Problem requirements
Below you will find a set of lines. Repeat them all exactly.

Data lines
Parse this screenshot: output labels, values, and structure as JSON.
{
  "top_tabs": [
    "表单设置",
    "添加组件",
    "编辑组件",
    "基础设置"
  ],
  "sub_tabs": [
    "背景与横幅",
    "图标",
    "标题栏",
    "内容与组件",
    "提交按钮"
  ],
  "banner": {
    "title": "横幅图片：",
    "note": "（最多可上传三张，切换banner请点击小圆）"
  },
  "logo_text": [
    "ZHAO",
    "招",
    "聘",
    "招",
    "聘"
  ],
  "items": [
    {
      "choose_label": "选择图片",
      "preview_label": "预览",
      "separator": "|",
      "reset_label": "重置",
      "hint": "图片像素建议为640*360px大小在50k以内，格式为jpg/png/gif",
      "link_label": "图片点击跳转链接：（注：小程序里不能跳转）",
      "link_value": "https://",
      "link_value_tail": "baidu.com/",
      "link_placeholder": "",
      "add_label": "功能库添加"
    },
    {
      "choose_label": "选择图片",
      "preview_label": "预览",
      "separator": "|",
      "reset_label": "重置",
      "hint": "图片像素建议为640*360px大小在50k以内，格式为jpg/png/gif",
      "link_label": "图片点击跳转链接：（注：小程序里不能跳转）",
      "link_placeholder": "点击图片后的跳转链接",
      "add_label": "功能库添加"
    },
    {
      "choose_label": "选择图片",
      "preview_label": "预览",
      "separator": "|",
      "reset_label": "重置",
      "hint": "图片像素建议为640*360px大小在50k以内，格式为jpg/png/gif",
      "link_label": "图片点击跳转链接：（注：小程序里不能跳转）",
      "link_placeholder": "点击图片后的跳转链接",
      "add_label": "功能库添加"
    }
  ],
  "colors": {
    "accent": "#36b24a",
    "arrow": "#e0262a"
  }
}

Reply to the task
Parse this screenshot: output labels, values, and structure as JSON.
{
  "top_tabs": [
    "表单设置",
    "添加组件",
    "编辑组件",
    "基础设置"
  ],
  "sub_tabs": [
    "背景与横幅",
    "图标",
    "标题栏",
    "内容与组件",
    "提交按钮"
  ],
  "banner": {
    "title": "横幅图片：",
    "note": "（最多可上传三张，切换banner请点击小圆）"
  },
  "logo_text": [
    "ZHAO",
    "招",
    "聘",
    "招",
    "聘"
  ],
  "items": [
    {
      "choose_label": "选择图片",
      "preview_label": "预览",
      "separator": "|",
      "reset_label": "重置",
      "hint": "图片像素建议为640*360px大小在50k以内，格式为jpg/png/gif",
      "link_label": "图片点击跳转链接：（注：小程序里不能跳转）",
      "link_value": "https://",
      "link_value_tail": "baidu.com/",
      "link_placeholder": "",
      "add_label": "功能库添加"
    },
    {
      "choose_label": "选择图片",
      "preview_label": "预览",
      "separator": "|",
      "reset_label": "重置",
      "hint": "图片像素建议为640*360px大小在50k以内，格式为jpg/png/gif",
      "link_label": "图片点击跳转链接：（注：小程序里不能跳转）",
      "link_placeholder": "点击图片后的跳转链接",
      "add_label": "功能库添加"
    },
    {
      "choose_label": "选择图片",
      "preview_label": "预览",
      "separator": "|",
      "reset_label": "重置",
      "hint": "图片像素建议为640*360px大小在50k以内，格式为jpg/png/gif",
      "link_label": "图片点击跳转链接：（注：小程序里不能跳转）",
      "link_placeholder": "点击图片后的跳转链接",
      "add_label": "功能库添加"
    }
  ],
  "colors": {
    "accent": "#36b24a",
    "arrow": "#e0262a"
  }
}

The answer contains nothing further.